(Element position data):
# # # # #

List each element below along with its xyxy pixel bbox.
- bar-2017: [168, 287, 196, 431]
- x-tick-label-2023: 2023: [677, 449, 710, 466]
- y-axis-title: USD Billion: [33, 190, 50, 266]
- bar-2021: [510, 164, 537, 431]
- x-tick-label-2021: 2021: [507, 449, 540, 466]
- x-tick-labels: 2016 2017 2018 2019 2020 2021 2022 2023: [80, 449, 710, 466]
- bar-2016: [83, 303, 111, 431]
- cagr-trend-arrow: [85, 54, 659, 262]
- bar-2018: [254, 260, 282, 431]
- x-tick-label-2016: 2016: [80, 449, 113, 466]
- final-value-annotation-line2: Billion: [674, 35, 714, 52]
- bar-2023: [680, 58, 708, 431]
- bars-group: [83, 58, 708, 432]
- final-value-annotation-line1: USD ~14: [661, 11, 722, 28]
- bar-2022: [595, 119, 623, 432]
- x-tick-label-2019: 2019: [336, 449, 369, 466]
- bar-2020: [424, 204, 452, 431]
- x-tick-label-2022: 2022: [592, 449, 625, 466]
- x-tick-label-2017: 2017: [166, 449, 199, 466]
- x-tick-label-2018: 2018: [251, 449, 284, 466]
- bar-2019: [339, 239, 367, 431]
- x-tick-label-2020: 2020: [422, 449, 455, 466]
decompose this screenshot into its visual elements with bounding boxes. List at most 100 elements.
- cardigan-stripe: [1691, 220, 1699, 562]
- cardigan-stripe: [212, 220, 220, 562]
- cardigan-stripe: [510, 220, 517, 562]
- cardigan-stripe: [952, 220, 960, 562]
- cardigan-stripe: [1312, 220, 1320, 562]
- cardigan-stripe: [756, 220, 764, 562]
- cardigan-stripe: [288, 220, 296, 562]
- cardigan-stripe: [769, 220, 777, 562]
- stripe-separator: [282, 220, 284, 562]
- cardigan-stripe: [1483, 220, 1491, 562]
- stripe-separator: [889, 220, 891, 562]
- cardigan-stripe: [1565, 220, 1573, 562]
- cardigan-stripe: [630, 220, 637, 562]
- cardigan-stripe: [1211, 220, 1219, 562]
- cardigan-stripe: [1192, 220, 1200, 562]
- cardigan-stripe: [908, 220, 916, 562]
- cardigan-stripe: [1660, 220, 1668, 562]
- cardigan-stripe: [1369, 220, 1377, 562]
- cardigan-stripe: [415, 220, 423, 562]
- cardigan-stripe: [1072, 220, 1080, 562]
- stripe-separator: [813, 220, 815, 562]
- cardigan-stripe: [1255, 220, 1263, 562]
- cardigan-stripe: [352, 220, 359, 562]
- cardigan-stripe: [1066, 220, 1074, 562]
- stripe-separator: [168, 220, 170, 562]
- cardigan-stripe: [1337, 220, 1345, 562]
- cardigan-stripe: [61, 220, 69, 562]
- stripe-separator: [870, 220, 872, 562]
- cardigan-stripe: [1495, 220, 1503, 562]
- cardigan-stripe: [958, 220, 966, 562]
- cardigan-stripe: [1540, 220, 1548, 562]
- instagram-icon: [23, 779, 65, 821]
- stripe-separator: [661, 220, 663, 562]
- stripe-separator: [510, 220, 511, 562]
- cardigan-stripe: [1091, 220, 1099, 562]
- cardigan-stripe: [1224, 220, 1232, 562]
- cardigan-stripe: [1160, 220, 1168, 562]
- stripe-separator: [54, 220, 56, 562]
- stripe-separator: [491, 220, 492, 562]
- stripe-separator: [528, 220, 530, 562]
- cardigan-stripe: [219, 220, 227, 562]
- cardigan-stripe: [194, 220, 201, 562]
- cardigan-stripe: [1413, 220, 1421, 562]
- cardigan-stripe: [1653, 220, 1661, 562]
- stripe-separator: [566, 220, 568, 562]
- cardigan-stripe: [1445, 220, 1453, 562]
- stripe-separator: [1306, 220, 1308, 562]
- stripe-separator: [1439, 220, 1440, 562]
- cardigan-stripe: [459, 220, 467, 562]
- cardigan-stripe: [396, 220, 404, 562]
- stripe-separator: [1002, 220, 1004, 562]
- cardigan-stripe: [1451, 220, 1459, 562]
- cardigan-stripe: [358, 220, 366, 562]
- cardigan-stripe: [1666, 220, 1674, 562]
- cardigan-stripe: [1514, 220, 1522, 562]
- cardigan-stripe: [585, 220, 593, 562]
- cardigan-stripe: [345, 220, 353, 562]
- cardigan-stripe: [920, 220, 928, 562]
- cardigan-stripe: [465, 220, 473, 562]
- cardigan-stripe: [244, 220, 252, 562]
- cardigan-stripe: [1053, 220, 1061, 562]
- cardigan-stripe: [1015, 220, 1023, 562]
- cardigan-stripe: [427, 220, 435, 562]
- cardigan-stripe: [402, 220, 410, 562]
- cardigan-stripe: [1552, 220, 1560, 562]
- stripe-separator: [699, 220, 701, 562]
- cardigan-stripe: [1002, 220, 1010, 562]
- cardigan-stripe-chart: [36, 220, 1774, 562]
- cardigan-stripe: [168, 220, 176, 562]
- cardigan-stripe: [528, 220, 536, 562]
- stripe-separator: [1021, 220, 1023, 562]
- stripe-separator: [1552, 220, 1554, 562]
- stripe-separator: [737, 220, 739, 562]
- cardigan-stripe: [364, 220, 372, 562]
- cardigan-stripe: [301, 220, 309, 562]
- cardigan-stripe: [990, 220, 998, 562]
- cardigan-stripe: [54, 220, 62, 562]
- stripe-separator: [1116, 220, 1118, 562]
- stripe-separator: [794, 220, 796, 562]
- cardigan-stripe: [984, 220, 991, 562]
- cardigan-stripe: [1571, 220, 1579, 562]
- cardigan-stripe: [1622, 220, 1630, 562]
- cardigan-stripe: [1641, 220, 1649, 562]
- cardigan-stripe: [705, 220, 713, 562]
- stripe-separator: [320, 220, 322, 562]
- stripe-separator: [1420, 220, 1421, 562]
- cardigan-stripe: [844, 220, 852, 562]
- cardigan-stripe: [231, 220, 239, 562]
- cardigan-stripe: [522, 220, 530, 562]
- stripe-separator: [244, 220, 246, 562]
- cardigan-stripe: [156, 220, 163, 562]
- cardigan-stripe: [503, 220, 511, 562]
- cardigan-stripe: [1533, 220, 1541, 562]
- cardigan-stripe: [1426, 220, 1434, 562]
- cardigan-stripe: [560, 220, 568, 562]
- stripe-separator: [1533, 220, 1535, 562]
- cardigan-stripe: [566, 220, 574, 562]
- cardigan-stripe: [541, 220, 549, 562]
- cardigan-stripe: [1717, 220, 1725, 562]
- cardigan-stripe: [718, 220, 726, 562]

# # # # #

(Written problem): Copy every line of the records above, character for character.

(Exercise answer):
List each element below along with its xyxy pixel bbox.
- bar-2017: [168, 287, 196, 431]
- x-tick-label-2023: 2023: [677, 449, 710, 466]
- y-axis-title: USD Billion: [33, 190, 50, 266]
- bar-2021: [510, 164, 537, 431]
- x-tick-label-2021: 2021: [507, 449, 540, 466]
- x-tick-labels: 2016 2017 2018 2019 2020 2021 2022 2023: [80, 449, 710, 466]
- bar-2016: [83, 303, 111, 431]
- cagr-trend-arrow: [85, 54, 659, 262]
- bar-2018: [254, 260, 282, 431]
- x-tick-label-2016: 2016: [80, 449, 113, 466]
- final-value-annotation-line2: Billion: [674, 35, 714, 52]
- bar-2023: [680, 58, 708, 431]
- bars-group: [83, 58, 708, 432]
- final-value-annotation-line1: USD ~14: [661, 11, 722, 28]
- bar-2022: [595, 119, 623, 432]
- x-tick-label-2019: 2019: [336, 449, 369, 466]
- bar-2020: [424, 204, 452, 431]
- x-tick-label-2022: 2022: [592, 449, 625, 466]
- x-tick-label-2017: 2017: [166, 449, 199, 466]
- x-tick-label-2018: 2018: [251, 449, 284, 466]
- bar-2019: [339, 239, 367, 431]
- x-tick-label-2020: 2020: [422, 449, 455, 466]
decompose this screenshot into its visual elements with bounding boxes. List at most 100 elements.
- cardigan-stripe: [1691, 220, 1699, 562]
- cardigan-stripe: [212, 220, 220, 562]
- cardigan-stripe: [510, 220, 517, 562]
- cardigan-stripe: [952, 220, 960, 562]
- cardigan-stripe: [1312, 220, 1320, 562]
- cardigan-stripe: [756, 220, 764, 562]
- cardigan-stripe: [288, 220, 296, 562]
- cardigan-stripe: [769, 220, 777, 562]
- stripe-separator: [282, 220, 284, 562]
- cardigan-stripe: [1483, 220, 1491, 562]
- stripe-separator: [889, 220, 891, 562]
- cardigan-stripe: [1565, 220, 1573, 562]
- cardigan-stripe: [630, 220, 637, 562]
- cardigan-stripe: [1211, 220, 1219, 562]
- cardigan-stripe: [1192, 220, 1200, 562]
- cardigan-stripe: [908, 220, 916, 562]
- cardigan-stripe: [1660, 220, 1668, 562]
- cardigan-stripe: [1369, 220, 1377, 562]
- cardigan-stripe: [415, 220, 423, 562]
- cardigan-stripe: [1072, 220, 1080, 562]
- stripe-separator: [813, 220, 815, 562]
- cardigan-stripe: [1255, 220, 1263, 562]
- cardigan-stripe: [352, 220, 359, 562]
- cardigan-stripe: [1066, 220, 1074, 562]
- stripe-separator: [168, 220, 170, 562]
- cardigan-stripe: [1337, 220, 1345, 562]
- cardigan-stripe: [61, 220, 69, 562]
- stripe-separator: [870, 220, 872, 562]
- cardigan-stripe: [1495, 220, 1503, 562]
- cardigan-stripe: [958, 220, 966, 562]
- cardigan-stripe: [1540, 220, 1548, 562]
- instagram-icon: [23, 779, 65, 821]
- stripe-separator: [661, 220, 663, 562]
- stripe-separator: [510, 220, 511, 562]
- cardigan-stripe: [1091, 220, 1099, 562]
- cardigan-stripe: [1224, 220, 1232, 562]
- cardigan-stripe: [1160, 220, 1168, 562]
- stripe-separator: [54, 220, 56, 562]
- stripe-separator: [491, 220, 492, 562]
- stripe-separator: [528, 220, 530, 562]
- cardigan-stripe: [219, 220, 227, 562]
- cardigan-stripe: [194, 220, 201, 562]
- cardigan-stripe: [1413, 220, 1421, 562]
- cardigan-stripe: [1653, 220, 1661, 562]
- stripe-separator: [566, 220, 568, 562]
- cardigan-stripe: [1445, 220, 1453, 562]
- stripe-separator: [1306, 220, 1308, 562]
- stripe-separator: [1439, 220, 1440, 562]
- cardigan-stripe: [459, 220, 467, 562]
- cardigan-stripe: [396, 220, 404, 562]
- stripe-separator: [1002, 220, 1004, 562]
- cardigan-stripe: [1451, 220, 1459, 562]
- cardigan-stripe: [358, 220, 366, 562]
- cardigan-stripe: [1666, 220, 1674, 562]
- cardigan-stripe: [1514, 220, 1522, 562]
- cardigan-stripe: [585, 220, 593, 562]
- cardigan-stripe: [345, 220, 353, 562]
- cardigan-stripe: [920, 220, 928, 562]
- cardigan-stripe: [465, 220, 473, 562]
- cardigan-stripe: [244, 220, 252, 562]
- cardigan-stripe: [1053, 220, 1061, 562]
- cardigan-stripe: [1015, 220, 1023, 562]
- cardigan-stripe: [427, 220, 435, 562]
- cardigan-stripe: [402, 220, 410, 562]
- cardigan-stripe: [1552, 220, 1560, 562]
- stripe-separator: [699, 220, 701, 562]
- cardigan-stripe: [1002, 220, 1010, 562]
- cardigan-stripe-chart: [36, 220, 1774, 562]
- cardigan-stripe: [168, 220, 176, 562]
- cardigan-stripe: [528, 220, 536, 562]
- stripe-separator: [1021, 220, 1023, 562]
- stripe-separator: [1552, 220, 1554, 562]
- stripe-separator: [737, 220, 739, 562]
- cardigan-stripe: [364, 220, 372, 562]
- cardigan-stripe: [301, 220, 309, 562]
- cardigan-stripe: [990, 220, 998, 562]
- cardigan-stripe: [54, 220, 62, 562]
- stripe-separator: [1116, 220, 1118, 562]
- stripe-separator: [794, 220, 796, 562]
- cardigan-stripe: [984, 220, 991, 562]
- cardigan-stripe: [1571, 220, 1579, 562]
- cardigan-stripe: [1622, 220, 1630, 562]
- cardigan-stripe: [1641, 220, 1649, 562]
- cardigan-stripe: [705, 220, 713, 562]
- stripe-separator: [320, 220, 322, 562]
- stripe-separator: [1420, 220, 1421, 562]
- cardigan-stripe: [844, 220, 852, 562]
- cardigan-stripe: [231, 220, 239, 562]
- cardigan-stripe: [522, 220, 530, 562]
- stripe-separator: [244, 220, 246, 562]
- cardigan-stripe: [156, 220, 163, 562]
- cardigan-stripe: [503, 220, 511, 562]
- cardigan-stripe: [1533, 220, 1541, 562]
- cardigan-stripe: [1426, 220, 1434, 562]
- cardigan-stripe: [560, 220, 568, 562]
- stripe-separator: [1533, 220, 1535, 562]
- cardigan-stripe: [566, 220, 574, 562]
- cardigan-stripe: [541, 220, 549, 562]
- cardigan-stripe: [1717, 220, 1725, 562]
- cardigan-stripe: [718, 220, 726, 562]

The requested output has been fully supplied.